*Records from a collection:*
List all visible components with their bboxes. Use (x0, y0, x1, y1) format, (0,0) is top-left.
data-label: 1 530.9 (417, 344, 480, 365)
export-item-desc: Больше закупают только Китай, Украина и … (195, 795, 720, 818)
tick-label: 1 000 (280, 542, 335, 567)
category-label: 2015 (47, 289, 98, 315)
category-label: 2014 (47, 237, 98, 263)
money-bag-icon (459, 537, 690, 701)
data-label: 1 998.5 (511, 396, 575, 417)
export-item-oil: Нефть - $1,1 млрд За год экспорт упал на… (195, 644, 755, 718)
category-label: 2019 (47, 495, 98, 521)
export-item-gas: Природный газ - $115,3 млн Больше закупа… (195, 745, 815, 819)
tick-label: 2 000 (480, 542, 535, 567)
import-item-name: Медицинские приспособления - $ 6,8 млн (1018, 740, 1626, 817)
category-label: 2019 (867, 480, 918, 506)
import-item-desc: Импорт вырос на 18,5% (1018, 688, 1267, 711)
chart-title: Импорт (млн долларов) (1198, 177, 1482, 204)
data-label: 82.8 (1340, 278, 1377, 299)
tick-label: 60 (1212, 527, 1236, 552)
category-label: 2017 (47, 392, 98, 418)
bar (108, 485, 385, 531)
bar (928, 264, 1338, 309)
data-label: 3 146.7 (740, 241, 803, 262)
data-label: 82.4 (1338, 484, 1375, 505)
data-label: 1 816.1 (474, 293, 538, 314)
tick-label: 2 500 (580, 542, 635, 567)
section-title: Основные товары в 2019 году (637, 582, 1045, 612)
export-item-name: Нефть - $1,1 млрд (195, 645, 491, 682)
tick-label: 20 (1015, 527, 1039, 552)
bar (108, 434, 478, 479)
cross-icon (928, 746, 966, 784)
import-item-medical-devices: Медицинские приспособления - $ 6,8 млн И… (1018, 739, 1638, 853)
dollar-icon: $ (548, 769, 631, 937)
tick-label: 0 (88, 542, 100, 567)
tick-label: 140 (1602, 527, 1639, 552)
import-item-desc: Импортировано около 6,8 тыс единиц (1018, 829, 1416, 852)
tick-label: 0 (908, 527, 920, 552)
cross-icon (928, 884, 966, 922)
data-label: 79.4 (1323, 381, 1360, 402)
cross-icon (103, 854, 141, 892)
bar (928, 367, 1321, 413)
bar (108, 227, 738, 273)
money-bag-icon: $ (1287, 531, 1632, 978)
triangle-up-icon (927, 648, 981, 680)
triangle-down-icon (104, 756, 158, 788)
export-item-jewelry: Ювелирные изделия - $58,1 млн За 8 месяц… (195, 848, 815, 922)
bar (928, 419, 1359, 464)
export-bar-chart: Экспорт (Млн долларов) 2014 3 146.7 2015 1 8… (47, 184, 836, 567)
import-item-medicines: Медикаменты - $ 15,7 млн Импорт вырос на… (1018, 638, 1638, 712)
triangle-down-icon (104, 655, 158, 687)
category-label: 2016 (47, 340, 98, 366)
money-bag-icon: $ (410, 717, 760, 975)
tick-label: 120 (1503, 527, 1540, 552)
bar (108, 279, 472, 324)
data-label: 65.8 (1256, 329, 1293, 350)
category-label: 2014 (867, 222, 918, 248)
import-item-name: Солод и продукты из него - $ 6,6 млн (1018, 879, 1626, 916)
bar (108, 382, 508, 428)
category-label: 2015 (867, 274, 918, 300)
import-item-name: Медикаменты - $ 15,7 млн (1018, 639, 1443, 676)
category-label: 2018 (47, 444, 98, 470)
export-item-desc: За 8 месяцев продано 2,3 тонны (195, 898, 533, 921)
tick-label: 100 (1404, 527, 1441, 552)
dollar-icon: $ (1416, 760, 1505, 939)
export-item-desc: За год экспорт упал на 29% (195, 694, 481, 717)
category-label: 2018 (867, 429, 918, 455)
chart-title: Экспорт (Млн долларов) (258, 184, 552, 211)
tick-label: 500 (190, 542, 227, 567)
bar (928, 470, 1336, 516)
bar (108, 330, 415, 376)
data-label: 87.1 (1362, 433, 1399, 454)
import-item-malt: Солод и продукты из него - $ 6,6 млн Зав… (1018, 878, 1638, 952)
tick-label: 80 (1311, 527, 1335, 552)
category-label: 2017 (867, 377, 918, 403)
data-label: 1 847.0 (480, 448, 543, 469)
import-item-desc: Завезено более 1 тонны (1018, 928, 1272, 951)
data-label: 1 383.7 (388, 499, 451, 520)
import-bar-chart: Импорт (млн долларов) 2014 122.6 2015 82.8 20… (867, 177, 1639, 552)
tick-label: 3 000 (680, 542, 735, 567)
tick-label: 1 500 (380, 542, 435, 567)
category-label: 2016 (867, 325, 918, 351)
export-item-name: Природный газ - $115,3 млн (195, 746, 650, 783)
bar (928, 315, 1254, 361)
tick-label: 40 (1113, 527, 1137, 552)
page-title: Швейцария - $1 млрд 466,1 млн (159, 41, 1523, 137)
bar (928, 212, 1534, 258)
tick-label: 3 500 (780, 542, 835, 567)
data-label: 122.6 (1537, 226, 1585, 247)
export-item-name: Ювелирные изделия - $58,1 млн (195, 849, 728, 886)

*THE TASK:* Can you render every line of the data above as a numbered list, leaving out blank lines?

*SOLVED EXERCISE:*
1. List all visible components with their bboxes. Use (x0, y0, x1, y1) format, (0,0) is top-left.
2. data-label: 1 530.9 (417, 344, 480, 365)
3. export-item-desc: Больше закупают только Китай, Украина и … (195, 795, 720, 818)
4. tick-label: 1 000 (280, 542, 335, 567)
5. category-label: 2015 (47, 289, 98, 315)
6. category-label: 2014 (47, 237, 98, 263)
7. money-bag-icon (459, 537, 690, 701)
8. data-label: 1 998.5 (511, 396, 575, 417)
9. export-item-oil: Нефть - $1,1 млрд За год экспорт упал на… (195, 644, 755, 718)
10. category-label: 2019 (47, 495, 98, 521)
11. export-item-gas: Природный газ - $115,3 млн Больше закупа… (195, 745, 815, 819)
12. tick-label: 2 000 (480, 542, 535, 567)
13. import-item-name: Медицинские приспособления - $ 6,8 млн (1018, 740, 1626, 817)
14. category-label: 2019 (867, 480, 918, 506)
15. import-item-desc: Импорт вырос на 18,5% (1018, 688, 1267, 711)
16. chart-title: Импорт (млн долларов) (1198, 177, 1482, 204)
17. data-label: 82.8 (1340, 278, 1377, 299)
18. tick-label: 60 (1212, 527, 1236, 552)
19. category-label: 2017 (47, 392, 98, 418)
20. bar (108, 485, 385, 531)
21. bar (928, 264, 1338, 309)
22. data-label: 3 146.7 (740, 241, 803, 262)
23. data-label: 82.4 (1338, 484, 1375, 505)
24. data-label: 1 816.1 (474, 293, 538, 314)
25. tick-label: 2 500 (580, 542, 635, 567)
26. section-title: Основные товары в 2019 году (637, 582, 1045, 612)
27. export-item-name: Нефть - $1,1 млрд (195, 645, 491, 682)
28. tick-label: 20 (1015, 527, 1039, 552)
29. bar (108, 434, 478, 479)
30. cross-icon (928, 746, 966, 784)
31. import-item-medical-devices: Медицинские приспособления - $ 6,8 млн И… (1018, 739, 1638, 853)
32. dollar-icon: $ (548, 769, 631, 937)
33. tick-label: 0 (88, 542, 100, 567)
34. tick-label: 140 (1602, 527, 1639, 552)
35. import-item-desc: Импортировано около 6,8 тыс единиц (1018, 829, 1416, 852)
36. tick-label: 0 (908, 527, 920, 552)
37. cross-icon (928, 884, 966, 922)
38. data-label: 79.4 (1323, 381, 1360, 402)
39. cross-icon (103, 854, 141, 892)
40. bar (928, 367, 1321, 413)
41. bar (108, 227, 738, 273)
42. money-bag-icon: $ (1287, 531, 1632, 978)
43. triangle-up-icon (927, 648, 981, 680)
44. triangle-down-icon (104, 756, 158, 788)
45. export-item-jewelry: Ювелирные изделия - $58,1 млн За 8 месяц… (195, 848, 815, 922)
46. bar (928, 419, 1359, 464)
47. export-bar-chart: Экспорт (Млн долларов) 2014 3 146.7 2015 1 8… (47, 184, 836, 567)
48. import-item-medicines: Медикаменты - $ 15,7 млн Импорт вырос на… (1018, 638, 1638, 712)
49. triangle-down-icon (104, 655, 158, 687)
50. category-label: 2016 (47, 340, 98, 366)
51. money-bag-icon: $ (410, 717, 760, 975)
52. tick-label: 120 (1503, 527, 1540, 552)
53. bar (108, 279, 472, 324)
54. data-label: 65.8 (1256, 329, 1293, 350)
55. category-label: 2014 (867, 222, 918, 248)
56. import-item-name: Солод и продукты из него - $ 6,6 млн (1018, 879, 1626, 916)
57. bar (108, 382, 508, 428)
58. category-label: 2015 (867, 274, 918, 300)
59. import-item-name: Медикаменты - $ 15,7 млн (1018, 639, 1443, 676)
60. category-label: 2018 (47, 444, 98, 470)
61. export-item-desc: За 8 месяцев продано 2,3 тонны (195, 898, 533, 921)
62. tick-label: 100 (1404, 527, 1441, 552)
63. dollar-icon: $ (1416, 760, 1505, 939)
64. export-item-desc: За год экспорт упал на 29% (195, 694, 481, 717)
65. category-label: 2018 (867, 429, 918, 455)
66. chart-title: Экспорт (Млн долларов) (258, 184, 552, 211)
67. tick-label: 500 (190, 542, 227, 567)
68. bar (928, 470, 1336, 516)
69. bar (108, 330, 415, 376)
70. data-label: 87.1 (1362, 433, 1399, 454)
71. import-item-malt: Солод и продукты из него - $ 6,6 млн Зав… (1018, 878, 1638, 952)
72. tick-label: 80 (1311, 527, 1335, 552)
73. category-label: 2017 (867, 377, 918, 403)
74. data-label: 1 847.0 (480, 448, 543, 469)
75. import-item-desc: Завезено более 1 тонны (1018, 928, 1272, 951)
76. data-label: 1 383.7 (388, 499, 451, 520)
77. import-bar-chart: Импорт (млн долларов) 2014 122.6 2015 82.8 20… (867, 177, 1639, 552)
78. tick-label: 3 000 (680, 542, 735, 567)
79. tick-label: 1 500 (380, 542, 435, 567)
80. category-label: 2016 (867, 325, 918, 351)
81. export-item-name: Природный газ - $115,3 млн (195, 746, 650, 783)
82. bar (928, 315, 1254, 361)
83. tick-label: 40 (1113, 527, 1137, 552)
84. page-title: Швейцария - $1 млрд 466,1 млн (159, 41, 1523, 137)
85. bar (928, 212, 1534, 258)
86. tick-label: 3 500 (780, 542, 835, 567)
87. data-label: 122.6 (1537, 226, 1585, 247)
88. export-item-name: Ювелирные изделия - $58,1 млн (195, 849, 728, 886)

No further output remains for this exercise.